>> BEGIN Extracted data
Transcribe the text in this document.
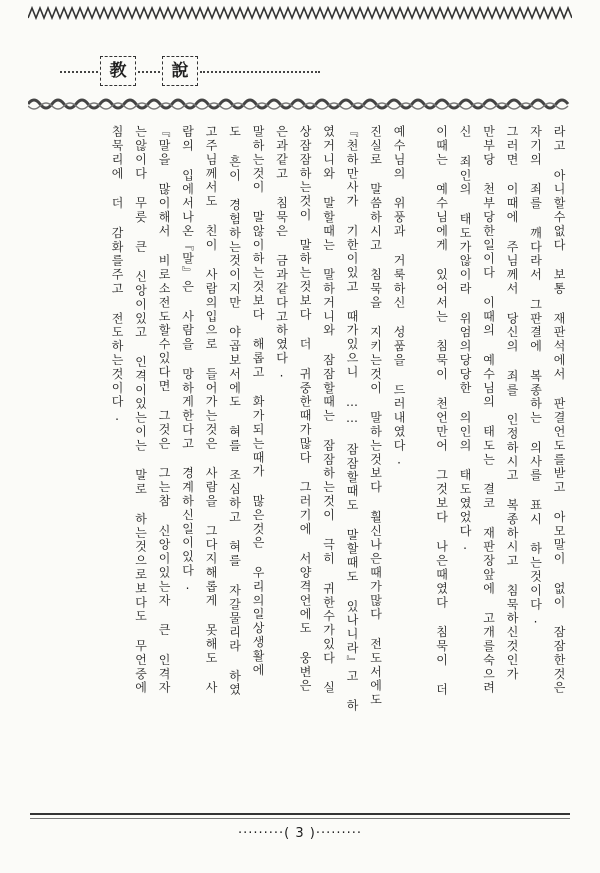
教	說

라고 아니할수없다 보통 재판석에서 판결언도를받고 아모말이 없이 잠잠한것은

자기의 죄를 깨다라서 그판결에 복종하는 의사를 표시 하는것이다.

그러면 이때에 주님께서 당신의 죄를 인정하시고 복종하시고 침묵하신것인가

만부당 천부당한일이다 이때의 예수님의 태도는 결코 재판장앞에 고개를숙으려

신 죄인의 태도가않이라 위엄의당당한 의인의 태도였었다.

이때는 예수님에게 있어서는 침묵이 천언만어 그것보다 나은때였다 침묵이 더

예수님의 위풍과 거룩하신 성품을 드러내였다.

진실로 말씀하시고 침묵을 지키는것이 말하는것보다 훨신나은때가많다 전도서에도

『천하만사가 기한이있고 때가있으니 …… 잠잠할때도 말할때도 있나니라』고 하

였거니와 말할때는 말하거니와 잠잠할때는 잠잠하는것이 극히 귀한수가있다 실

상잠잠하는것이 말하는것보다 더 귀중한때가많다 그러기에 서양격언에도 웅변은

은과같고 침묵은 금과같다고하였다.

말하는것이 말않이하는것보다 해롭고 화가되는때가 많은것은 우리의일상생활에

도 흔이 경험하는것이지만 야곱보서에도 혀를 조심하고 혀를 자갈물리라 하였

고주님께서도 친이 사람의입으로 들어가는것은 사람을 그다지해롭게 못해도 사

람의 입에서나온『말』은 사람을 망하게한다고 경계하신일이있다.

『말을 많이해서 비로소전도할수있다면 그것은 그는참 신앙이있는자 큰 인격자

는않이다 무릇 큰 신앙이있고 인격이있는이는 말로 하는것으로보다도 무언중에

침묵리에 더 감화를주고 전도하는것이다.

·········( 3 )·········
>> END Extracted data
> _Short exercise_
Across the data above, how many lines include the word "예수님의"? Give only the count.

> _Solution_
2